Dataset items:
________________________________________

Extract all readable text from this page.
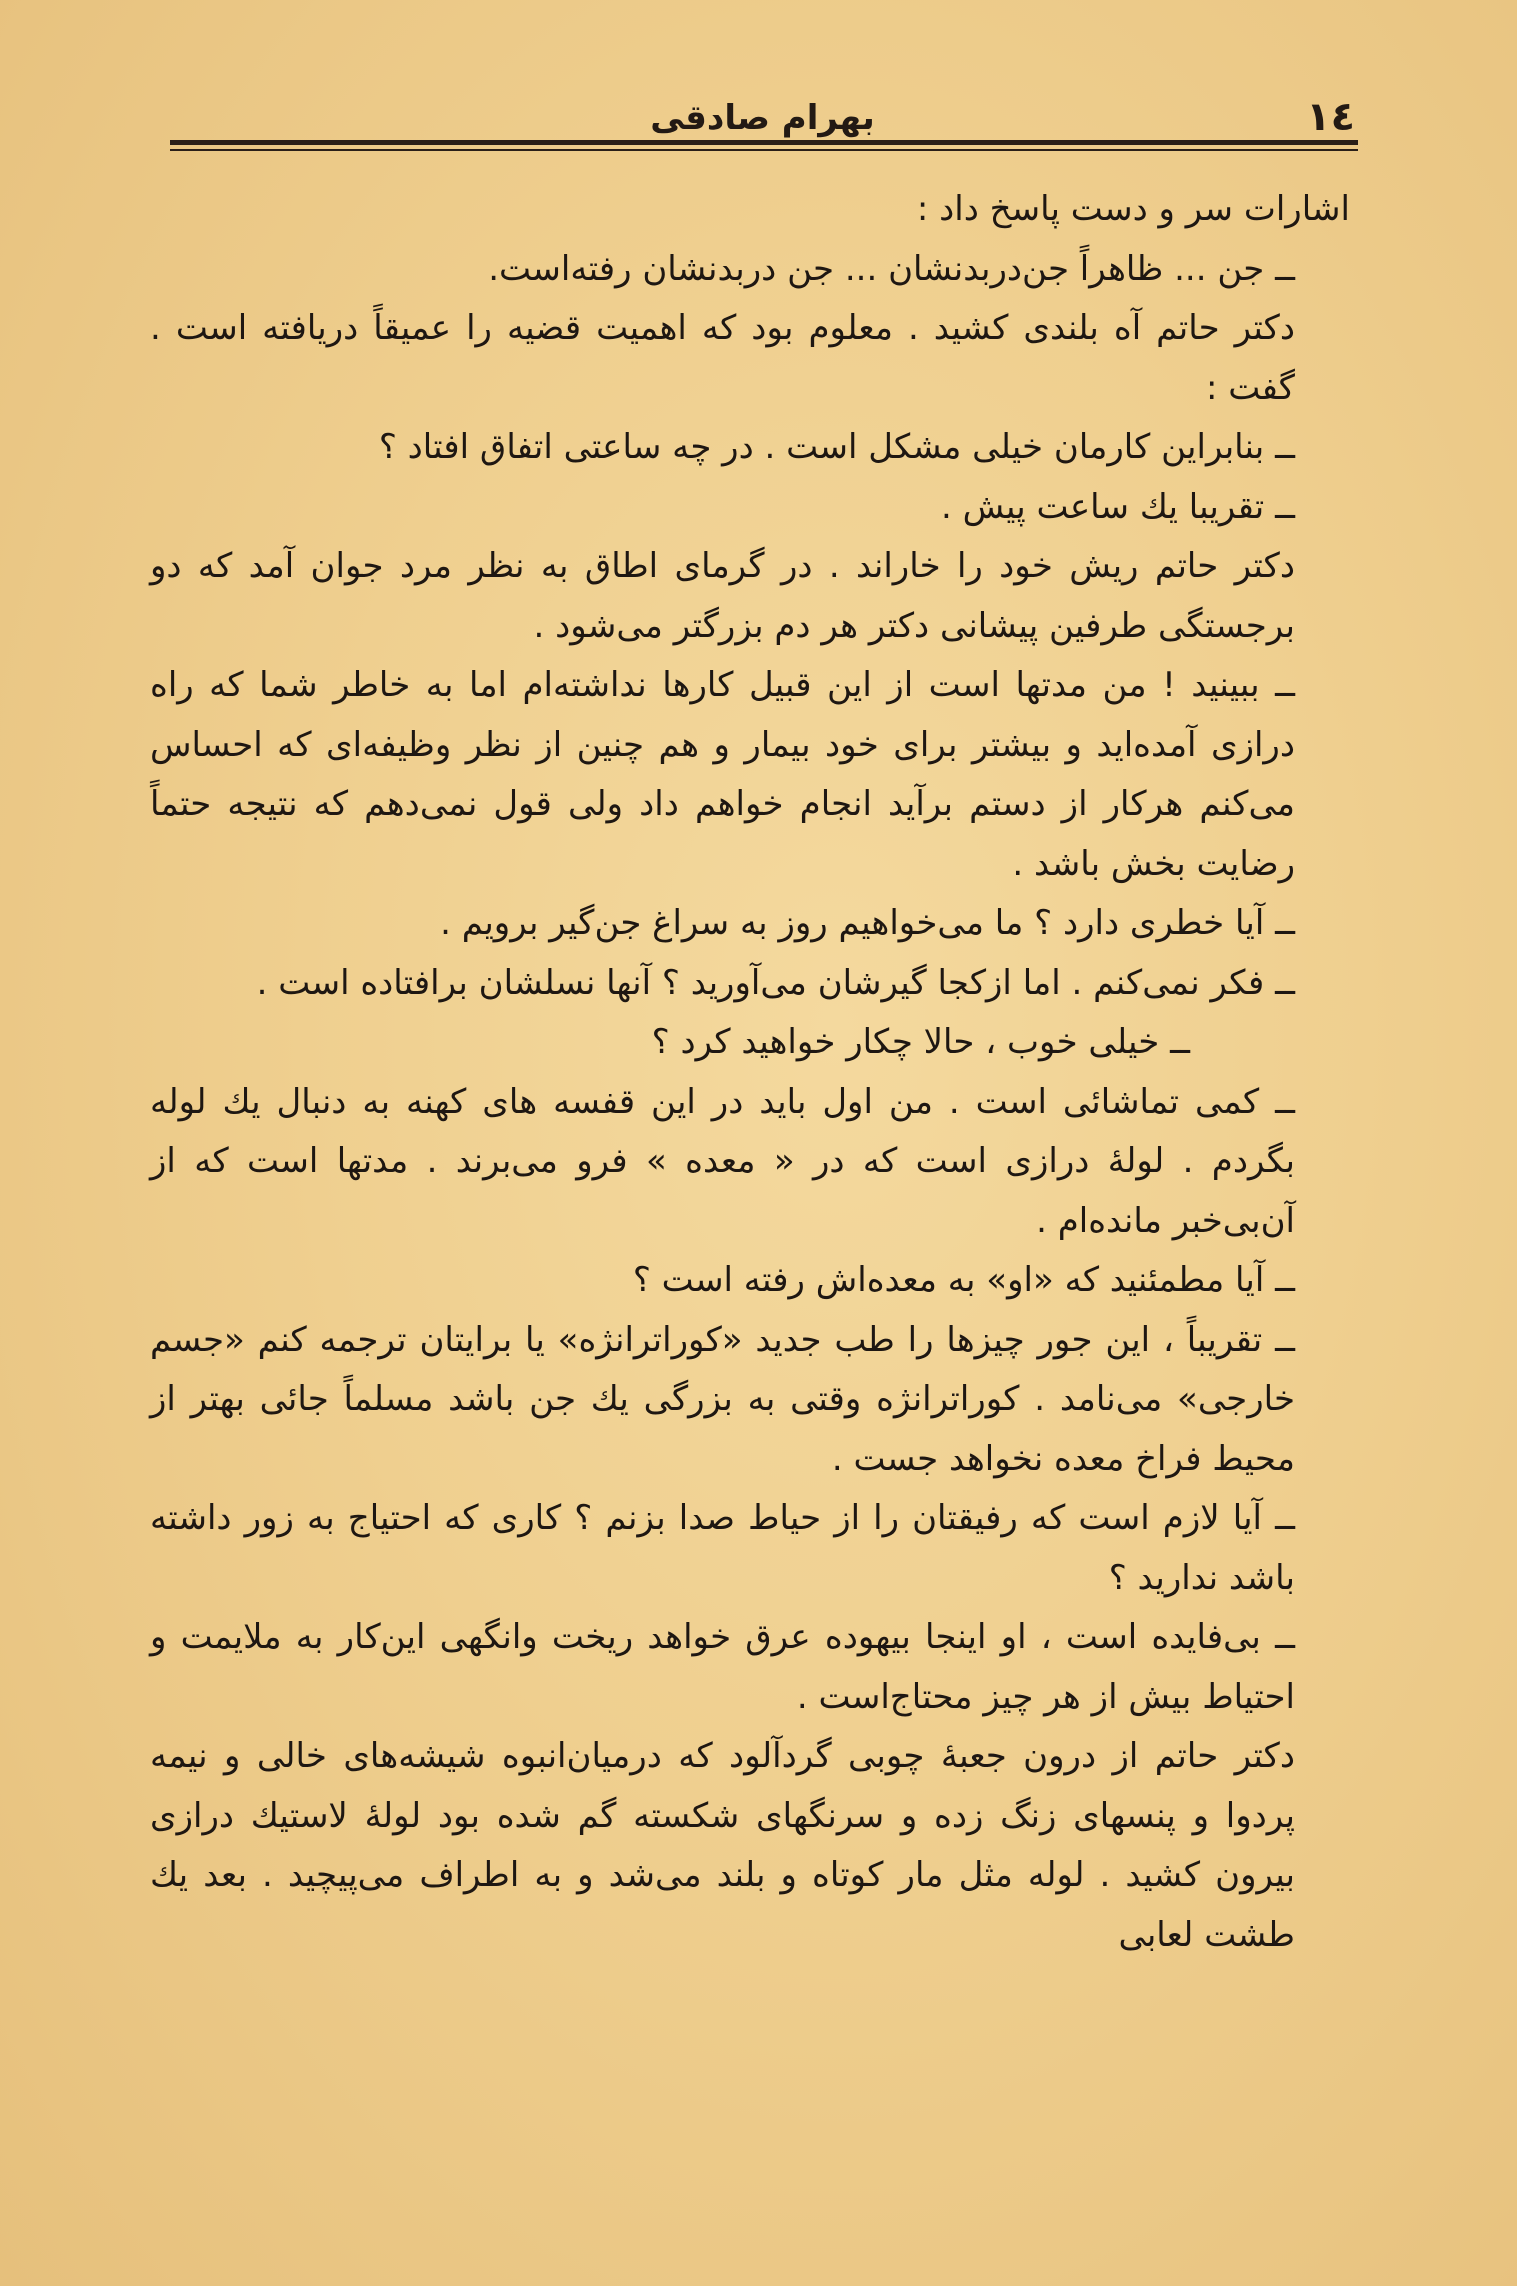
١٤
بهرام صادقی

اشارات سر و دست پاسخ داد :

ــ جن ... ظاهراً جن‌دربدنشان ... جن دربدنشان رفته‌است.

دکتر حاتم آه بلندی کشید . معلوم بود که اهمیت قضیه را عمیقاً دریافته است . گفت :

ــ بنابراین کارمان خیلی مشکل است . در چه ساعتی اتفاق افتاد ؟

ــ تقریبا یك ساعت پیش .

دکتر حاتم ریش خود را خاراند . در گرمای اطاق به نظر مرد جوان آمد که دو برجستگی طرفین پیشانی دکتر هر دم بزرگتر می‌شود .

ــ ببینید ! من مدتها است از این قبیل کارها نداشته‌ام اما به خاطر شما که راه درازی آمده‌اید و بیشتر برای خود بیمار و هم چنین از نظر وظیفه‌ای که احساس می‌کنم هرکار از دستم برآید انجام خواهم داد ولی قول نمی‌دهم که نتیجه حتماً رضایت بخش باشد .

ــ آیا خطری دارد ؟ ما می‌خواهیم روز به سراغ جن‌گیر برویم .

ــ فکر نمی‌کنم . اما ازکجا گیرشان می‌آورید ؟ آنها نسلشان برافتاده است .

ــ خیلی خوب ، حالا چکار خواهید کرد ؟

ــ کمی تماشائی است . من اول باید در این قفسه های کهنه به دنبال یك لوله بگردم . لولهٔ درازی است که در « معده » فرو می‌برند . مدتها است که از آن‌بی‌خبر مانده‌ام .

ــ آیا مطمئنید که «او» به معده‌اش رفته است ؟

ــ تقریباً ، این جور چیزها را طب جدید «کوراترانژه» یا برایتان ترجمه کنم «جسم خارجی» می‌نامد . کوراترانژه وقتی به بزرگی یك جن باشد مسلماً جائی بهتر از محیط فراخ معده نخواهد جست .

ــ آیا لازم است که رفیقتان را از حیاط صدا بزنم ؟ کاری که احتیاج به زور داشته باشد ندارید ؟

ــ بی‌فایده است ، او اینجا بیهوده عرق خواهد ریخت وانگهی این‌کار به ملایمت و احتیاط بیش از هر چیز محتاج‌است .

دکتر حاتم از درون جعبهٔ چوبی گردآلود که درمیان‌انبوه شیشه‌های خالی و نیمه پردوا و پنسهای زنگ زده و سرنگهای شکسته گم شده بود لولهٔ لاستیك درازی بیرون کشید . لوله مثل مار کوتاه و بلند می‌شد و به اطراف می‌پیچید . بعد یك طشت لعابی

________________________________________

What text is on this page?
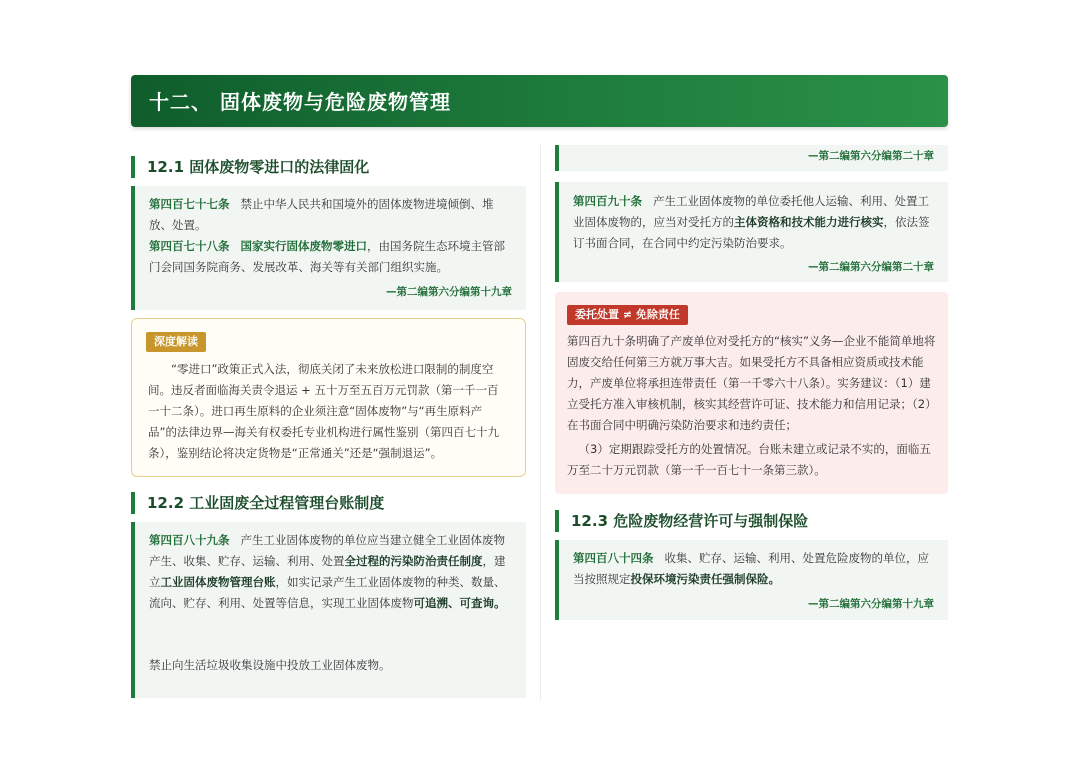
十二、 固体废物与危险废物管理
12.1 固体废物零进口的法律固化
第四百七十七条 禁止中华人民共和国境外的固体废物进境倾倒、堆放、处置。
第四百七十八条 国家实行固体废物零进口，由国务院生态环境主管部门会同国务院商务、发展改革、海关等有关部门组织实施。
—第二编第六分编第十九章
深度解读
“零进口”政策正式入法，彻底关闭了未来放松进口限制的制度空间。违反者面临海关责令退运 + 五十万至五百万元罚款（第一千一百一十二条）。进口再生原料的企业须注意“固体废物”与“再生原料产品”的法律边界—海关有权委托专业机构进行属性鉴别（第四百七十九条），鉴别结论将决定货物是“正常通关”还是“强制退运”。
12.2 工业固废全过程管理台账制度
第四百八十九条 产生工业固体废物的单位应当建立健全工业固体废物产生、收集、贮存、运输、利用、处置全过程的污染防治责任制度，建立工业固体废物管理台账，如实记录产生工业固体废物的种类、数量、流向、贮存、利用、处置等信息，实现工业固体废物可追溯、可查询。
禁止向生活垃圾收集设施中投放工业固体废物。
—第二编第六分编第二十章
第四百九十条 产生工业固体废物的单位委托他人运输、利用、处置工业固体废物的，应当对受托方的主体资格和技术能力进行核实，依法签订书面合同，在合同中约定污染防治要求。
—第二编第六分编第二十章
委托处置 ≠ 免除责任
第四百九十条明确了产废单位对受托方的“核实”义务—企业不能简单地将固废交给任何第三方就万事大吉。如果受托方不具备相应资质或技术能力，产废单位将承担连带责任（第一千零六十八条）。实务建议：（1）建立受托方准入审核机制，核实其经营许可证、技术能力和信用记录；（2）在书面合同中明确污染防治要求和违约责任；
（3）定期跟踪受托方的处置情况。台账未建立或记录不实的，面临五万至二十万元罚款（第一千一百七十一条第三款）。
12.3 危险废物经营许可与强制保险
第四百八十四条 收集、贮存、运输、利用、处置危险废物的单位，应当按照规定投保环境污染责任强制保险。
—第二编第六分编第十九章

________________________________________

Directions -
Scan the data above and copy every line with "this" in it.

Written solution -
Extract all readable text from this page.
What text is on this page?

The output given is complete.